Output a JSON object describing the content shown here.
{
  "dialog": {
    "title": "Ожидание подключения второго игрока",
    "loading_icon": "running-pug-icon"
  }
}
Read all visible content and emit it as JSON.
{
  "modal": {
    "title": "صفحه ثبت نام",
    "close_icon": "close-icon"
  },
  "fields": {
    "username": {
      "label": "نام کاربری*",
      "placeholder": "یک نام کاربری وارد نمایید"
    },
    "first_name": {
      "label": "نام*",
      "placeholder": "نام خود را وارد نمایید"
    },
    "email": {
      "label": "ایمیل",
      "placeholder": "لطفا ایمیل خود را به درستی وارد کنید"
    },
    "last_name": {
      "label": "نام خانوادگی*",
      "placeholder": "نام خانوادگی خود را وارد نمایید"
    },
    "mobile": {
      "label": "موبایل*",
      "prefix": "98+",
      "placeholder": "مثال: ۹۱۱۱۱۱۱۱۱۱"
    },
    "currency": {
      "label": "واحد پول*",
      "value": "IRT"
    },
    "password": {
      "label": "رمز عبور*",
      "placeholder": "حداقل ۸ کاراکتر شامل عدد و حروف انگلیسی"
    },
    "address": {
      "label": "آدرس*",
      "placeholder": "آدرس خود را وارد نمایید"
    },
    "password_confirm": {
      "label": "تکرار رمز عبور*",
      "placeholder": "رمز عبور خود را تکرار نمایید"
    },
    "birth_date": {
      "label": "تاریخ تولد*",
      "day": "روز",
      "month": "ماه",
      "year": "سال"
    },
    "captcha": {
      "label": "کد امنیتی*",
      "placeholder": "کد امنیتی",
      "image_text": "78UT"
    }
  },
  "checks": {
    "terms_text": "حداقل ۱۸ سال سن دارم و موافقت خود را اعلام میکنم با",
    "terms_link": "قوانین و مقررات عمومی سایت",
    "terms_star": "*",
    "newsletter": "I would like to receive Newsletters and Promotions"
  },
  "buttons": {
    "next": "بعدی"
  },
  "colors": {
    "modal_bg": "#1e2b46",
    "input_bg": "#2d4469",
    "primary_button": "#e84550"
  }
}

_THE PROBLEM_
What do the records say? Quote them all exactly.

_TASK RESPONSE_
Output a JSON object describing the content shown here.
{
  "dialog": {
    "title": "Ожидание подключения второго игрока",
    "loading_icon": "running-pug-icon"
  }
}
Read all visible content and emit it as JSON.
{
  "modal": {
    "title": "صفحه ثبت نام",
    "close_icon": "close-icon"
  },
  "fields": {
    "username": {
      "label": "نام کاربری*",
      "placeholder": "یک نام کاربری وارد نمایید"
    },
    "first_name": {
      "label": "نام*",
      "placeholder": "نام خود را وارد نمایید"
    },
    "email": {
      "label": "ایمیل",
      "placeholder": "لطفا ایمیل خود را به درستی وارد کنید"
    },
    "last_name": {
      "label": "نام خانوادگی*",
      "placeholder": "نام خانوادگی خود را وارد نمایید"
    },
    "mobile": {
      "label": "موبایل*",
      "prefix": "98+",
      "placeholder": "مثال: ۹۱۱۱۱۱۱۱۱۱"
    },
    "currency": {
      "label": "واحد پول*",
      "value": "IRT"
    },
    "password": {
      "label": "رمز عبور*",
      "placeholder": "حداقل ۸ کاراکتر شامل عدد و حروف انگلیسی"
    },
    "address": {
      "label": "آدرس*",
      "placeholder": "آدرس خود را وارد نمایید"
    },
    "password_confirm": {
      "label": "تکرار رمز عبور*",
      "placeholder": "رمز عبور خود را تکرار نمایید"
    },
    "birth_date": {
      "label": "تاریخ تولد*",
      "day": "روز",
      "month": "ماه",
      "year": "سال"
    },
    "captcha": {
      "label": "کد امنیتی*",
      "placeholder": "کد امنیتی",
      "image_text": "78UT"
    }
  },
  "checks": {
    "terms_text": "حداقل ۱۸ سال سن دارم و موافقت خود را اعلام میکنم با",
    "terms_link": "قوانین و مقررات عمومی سایت",
    "terms_star": "*",
    "newsletter": "I would like to receive Newsletters and Promotions"
  },
  "buttons": {
    "next": "بعدی"
  },
  "colors": {
    "modal_bg": "#1e2b46",
    "input_bg": "#2d4469",
    "primary_button": "#e84550"
  }
}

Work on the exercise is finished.